[Extracted records]
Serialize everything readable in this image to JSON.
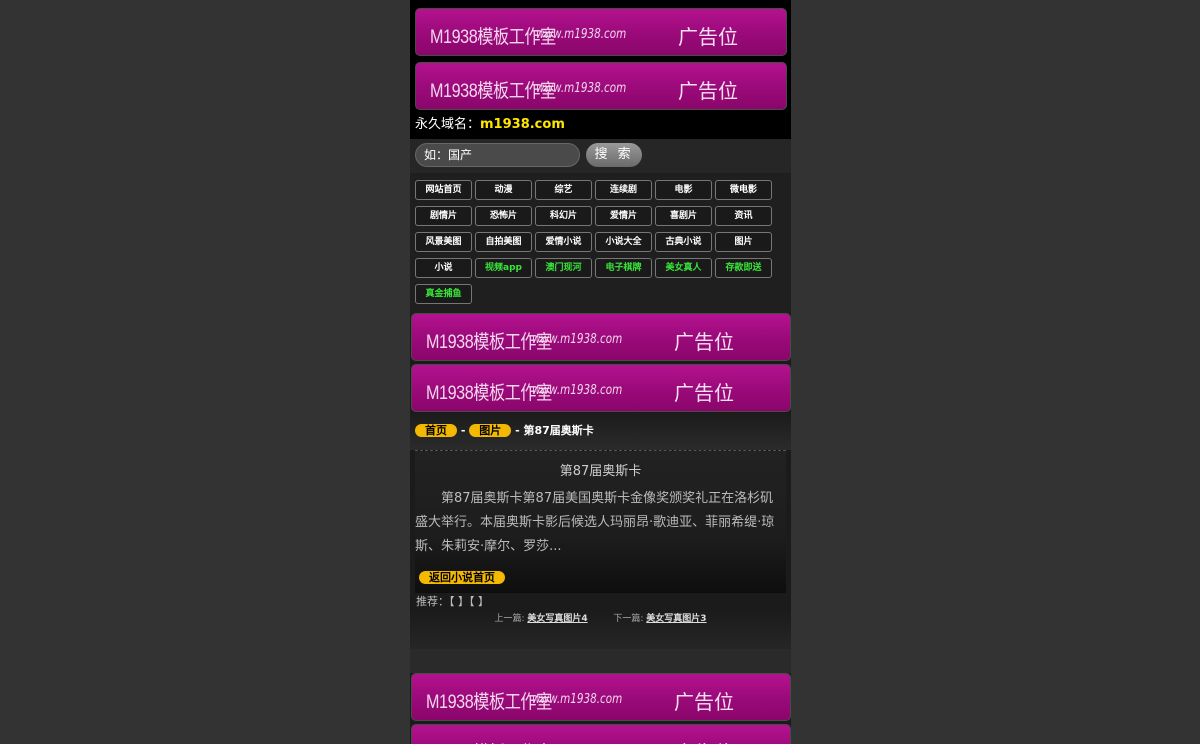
{
  "ad": {
    "brand": "M1938模板工作室",
    "url": "www.m1938.com",
    "slot": "广告位"
  },
  "domain": {
    "label": "永久域名：",
    "value": "m1938.com"
  },
  "search": {
    "placeholder": "如：国产",
    "button": "搜 索"
  },
  "nav": [
    {
      "label": "网站首页",
      "green": false
    },
    {
      "label": "动漫",
      "green": false
    },
    {
      "label": "综艺",
      "green": false
    },
    {
      "label": "连续剧",
      "green": false
    },
    {
      "label": "电影",
      "green": false
    },
    {
      "label": "微电影",
      "green": false
    },
    {
      "label": "剧情片",
      "green": false
    },
    {
      "label": "恐怖片",
      "green": false
    },
    {
      "label": "科幻片",
      "green": false
    },
    {
      "label": "爱情片",
      "green": false
    },
    {
      "label": "喜剧片",
      "green": false
    },
    {
      "label": "资讯",
      "green": false
    },
    {
      "label": "风景美图",
      "green": false
    },
    {
      "label": "自拍美图",
      "green": false
    },
    {
      "label": "爱情小说",
      "green": false
    },
    {
      "label": "小说大全",
      "green": false
    },
    {
      "label": "古典小说",
      "green": false
    },
    {
      "label": "图片",
      "green": false
    },
    {
      "label": "小说",
      "green": false
    },
    {
      "label": "视频app",
      "green": true
    },
    {
      "label": "澳门现河",
      "green": true
    },
    {
      "label": "电子棋牌",
      "green": true
    },
    {
      "label": "美女真人",
      "green": true
    },
    {
      "label": "存款即送",
      "green": true
    },
    {
      "label": "真金捕鱼",
      "green": true
    }
  ],
  "breadcrumb": {
    "home": "首页",
    "sep": "-",
    "category": "图片",
    "current": "- 第87届奥斯卡"
  },
  "article": {
    "title": "第87届奥斯卡",
    "body": "第87届奥斯卡第87届美国奥斯卡金像奖颁奖礼正在洛杉矶盛大举行。本届奥斯卡影后候选人玛丽昂·歌迪亚、菲丽希缇·琼斯、朱莉安·摩尔、罗莎...",
    "back": "返回小说首页"
  },
  "recommend": "推荐：【 】【 】",
  "prevnext": {
    "prev_label": "上一篇:",
    "prev_link": "美女写真图片4",
    "next_label": "下一篇:",
    "next_link": "美女写真图片3"
  }
}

_Task instructions:_ Set the entries down again exactly. Do not include the images.

_Written response:_
Serialize everything readable in this image to JSON.
{
  "ad": {
    "brand": "M1938模板工作室",
    "url": "www.m1938.com",
    "slot": "广告位"
  },
  "domain": {
    "label": "永久域名：",
    "value": "m1938.com"
  },
  "search": {
    "placeholder": "如：国产",
    "button": "搜 索"
  },
  "nav": [
    {
      "label": "网站首页",
      "green": false
    },
    {
      "label": "动漫",
      "green": false
    },
    {
      "label": "综艺",
      "green": false
    },
    {
      "label": "连续剧",
      "green": false
    },
    {
      "label": "电影",
      "green": false
    },
    {
      "label": "微电影",
      "green": false
    },
    {
      "label": "剧情片",
      "green": false
    },
    {
      "label": "恐怖片",
      "green": false
    },
    {
      "label": "科幻片",
      "green": false
    },
    {
      "label": "爱情片",
      "green": false
    },
    {
      "label": "喜剧片",
      "green": false
    },
    {
      "label": "资讯",
      "green": false
    },
    {
      "label": "风景美图",
      "green": false
    },
    {
      "label": "自拍美图",
      "green": false
    },
    {
      "label": "爱情小说",
      "green": false
    },
    {
      "label": "小说大全",
      "green": false
    },
    {
      "label": "古典小说",
      "green": false
    },
    {
      "label": "图片",
      "green": false
    },
    {
      "label": "小说",
      "green": false
    },
    {
      "label": "视频app",
      "green": true
    },
    {
      "label": "澳门现河",
      "green": true
    },
    {
      "label": "电子棋牌",
      "green": true
    },
    {
      "label": "美女真人",
      "green": true
    },
    {
      "label": "存款即送",
      "green": true
    },
    {
      "label": "真金捕鱼",
      "green": true
    }
  ],
  "breadcrumb": {
    "home": "首页",
    "sep": "-",
    "category": "图片",
    "current": "- 第87届奥斯卡"
  },
  "article": {
    "title": "第87届奥斯卡",
    "body": "第87届奥斯卡第87届美国奥斯卡金像奖颁奖礼正在洛杉矶盛大举行。本届奥斯卡影后候选人玛丽昂·歌迪亚、菲丽希缇·琼斯、朱莉安·摩尔、罗莎...",
    "back": "返回小说首页"
  },
  "recommend": "推荐：【 】【 】",
  "prevnext": {
    "prev_label": "上一篇:",
    "prev_link": "美女写真图片4",
    "next_label": "下一篇:",
    "next_link": "美女写真图片3"
  }
}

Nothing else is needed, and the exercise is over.